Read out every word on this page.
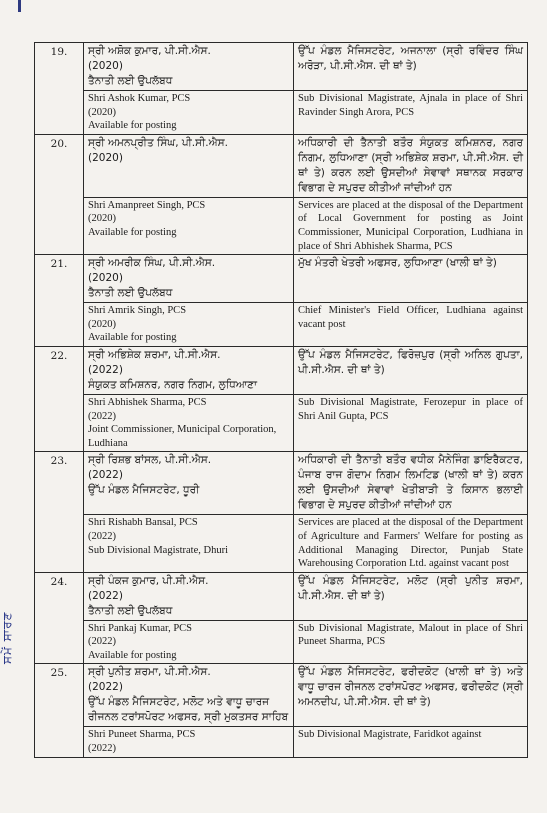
ਸਮੇਂ ਸਾਰਣ
19.	ਸ੍ਰੀ ਅਸ਼ੋਕ ਕੁਮਾਰ, ਪੀ.ਸੀ.ਐਸ.
(2020)
ਤੈਨਾਤੀ ਲਈ ਉਪਲੱਬਧ	ਉੱਪ ਮੰਡਲ ਮੈਜਿਸਟਰੇਟ, ਅਜਨਾਲਾ (ਸ੍ਰੀ ਰਵਿੰਦਰ ਸਿੰਘ ਅਰੋੜਾ, ਪੀ.ਸੀ.ਐਸ. ਦੀ ਥਾਂ ਤੇ)

	Shri Ashok Kumar, PCS
(2020)
Available for posting	Sub Divisional Magistrate, Ajnala in place of Shri Ravinder Singh Arora, PCS

20.	ਸ੍ਰੀ ਅਮਨਪ੍ਰੀਤ ਸਿੰਘ, ਪੀ.ਸੀ.ਐਸ.
(2020)	ਅਧਿਕਾਰੀ ਦੀ ਤੈਨਾਤੀ ਬਤੌਰ ਸੰਯੁਕਤ ਕਮਿਸ਼ਨਰ, ਨਗਰ ਨਿਗਮ, ਲੁਧਿਆਣਾ (ਸ੍ਰੀ ਅਭਿਸ਼ੇਕ ਸ਼ਰਮਾ, ਪੀ.ਸੀ.ਐਸ. ਦੀ ਥਾਂ ਤੇ) ਕਰਨ ਲਈ ਉਸਦੀਆਂ ਸੇਵਾਵਾਂ ਸਥਾਨਕ ਸਰਕਾਰ ਵਿਭਾਗ ਦੇ ਸਪੁਰਦ ਕੀਤੀਆਂ ਜਾਂਦੀਆਂ ਹਨ

	Shri Amanpreet Singh, PCS
(2020)
Available for posting	Services are placed at the disposal of the Department of Local Government for posting as Joint Commissioner, Municipal Corporation, Ludhiana in place of Shri Abhishek Sharma, PCS

21.	ਸ੍ਰੀ ਅਮਰੀਕ ਸਿੰਘ, ਪੀ.ਸੀ.ਐਸ.
(2020)
ਤੈਨਾਤੀ ਲਈ ਉਪਲੱਬਧ	ਮੁੱਖ ਮੰਤਰੀ ਖੇਤਰੀ ਅਫਸਰ, ਲੁਧਿਆਣਾ (ਖਾਲੀ ਥਾਂ ਤੇ)

	Shri Amrik Singh, PCS
(2020)
Available for posting	Chief Minister's Field Officer, Ludhiana against vacant post

22.	ਸ੍ਰੀ ਅਭਿਸ਼ੇਕ ਸ਼ਰਮਾ, ਪੀ.ਸੀ.ਐਸ.
(2022)
ਸੰਯੁਕਤ ਕਮਿਸ਼ਨਰ, ਨਗਰ ਨਿਗਮ, ਲੁਧਿਆਣਾ	ਉੱਪ ਮੰਡਲ ਮੈਜਿਸਟਰੇਟ, ਫਿਰੋਜ਼ਪੁਰ (ਸ੍ਰੀ ਅਨਿਲ ਗੁਪਤਾ, ਪੀ.ਸੀ.ਐਸ. ਦੀ ਥਾਂ ਤੇ)

	Shri Abhishek Sharma, PCS
(2022)
Joint Commissioner, Municipal Corporation, Ludhiana	Sub Divisional Magistrate, Ferozepur in place of Shri Anil Gupta, PCS

23.	ਸ੍ਰੀ ਰਿਸ਼ਭ ਬਾਂਸਲ, ਪੀ.ਸੀ.ਐਸ.
(2022)
ਉੱਪ ਮੰਡਲ ਮੈਜਿਸਟਰੇਟ, ਧੂਰੀ	ਅਧਿਕਾਰੀ ਦੀ ਤੈਨਾਤੀ ਬਤੌਰ ਵਧੀਕ ਮੈਨੇਜਿੰਗ ਡਾਇਰੈਕਟਰ, ਪੰਜਾਬ ਰਾਜ ਗੋਦਾਮ ਨਿਗਮ ਲਿਮਟਿਡ (ਖਾਲੀ ਥਾਂ ਤੇ) ਕਰਨ ਲਈ ਉਸਦੀਆਂ ਸੇਵਾਵਾਂ ਖੇਤੀਬਾੜੀ ਤੇ ਕਿਸਾਨ ਭਲਾਈ ਵਿਭਾਗ ਦੇ ਸਪੁਰਦ ਕੀਤੀਆਂ ਜਾਂਦੀਆਂ ਹਨ

	Shri Rishabh Bansal, PCS
(2022)
Sub Divisional Magistrate, Dhuri	Services are placed at the disposal of the Department of Agriculture and Farmers' Welfare for posting as Additional Managing Director, Punjab State Warehousing Corporation Ltd. against vacant post

24.	ਸ੍ਰੀ ਪੰਕਜ ਕੁਮਾਰ, ਪੀ.ਸੀ.ਐਸ.
(2022)
ਤੈਨਾਤੀ ਲਈ ਉਪਲੱਬਧ	ਉੱਪ ਮੰਡਲ ਮੈਜਿਸਟਰੇਟ, ਮਲੋਟ (ਸ੍ਰੀ ਪੁਨੀਤ ਸ਼ਰਮਾ, ਪੀ.ਸੀ.ਐਸ. ਦੀ ਥਾਂ ਤੇ)

	Shri Pankaj Kumar, PCS
(2022)
Available for posting	Sub Divisional Magistrate, Malout in place of Shri Puneet Sharma, PCS

25.	ਸ੍ਰੀ ਪੁਨੀਤ ਸ਼ਰਮਾ, ਪੀ.ਸੀ.ਐਸ.
(2022)
ਉੱਪ ਮੰਡਲ ਮੈਜਿਸਟਰੇਟ, ਮਲੋਟ ਅਤੇ ਵਾਧੂ ਚਾਰਜ ਰੀਜਨਲ ਟਰਾਂਸਪੋਰਟ ਅਫਸਰ, ਸ੍ਰੀ ਮੁਕਤਸਰ ਸਾਹਿਬ	ਉੱਪ ਮੰਡਲ ਮੈਜਿਸਟਰੇਟ, ਫਰੀਦਕੋਟ (ਖਾਲੀ ਥਾਂ ਤੇ) ਅਤੇ ਵਾਧੂ ਚਾਰਜ ਰੀਜਨਲ ਟਰਾਂਸਪੋਰਟ ਅਫਸਰ, ਫਰੀਦਕੋਟ (ਸ੍ਰੀ ਅਮਨਦੀਪ, ਪੀ.ਸੀ.ਐਸ. ਦੀ ਥਾਂ ਤੇ)

	Shri Puneet Sharma, PCS
(2022)	Sub Divisional Magistrate, Faridkot against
++++++
■ Instruction
Every line containing the string "Abhishek" must be listed.

■ Solution for this exercise
Available for posting	Services are placed at the disposal of the Department of Local Government for posting as Joint Commissioner, Municipal Corporation, Ludhiana in place of Shri Abhishek Sharma, PCS
	Shri Abhishek Sharma, PCS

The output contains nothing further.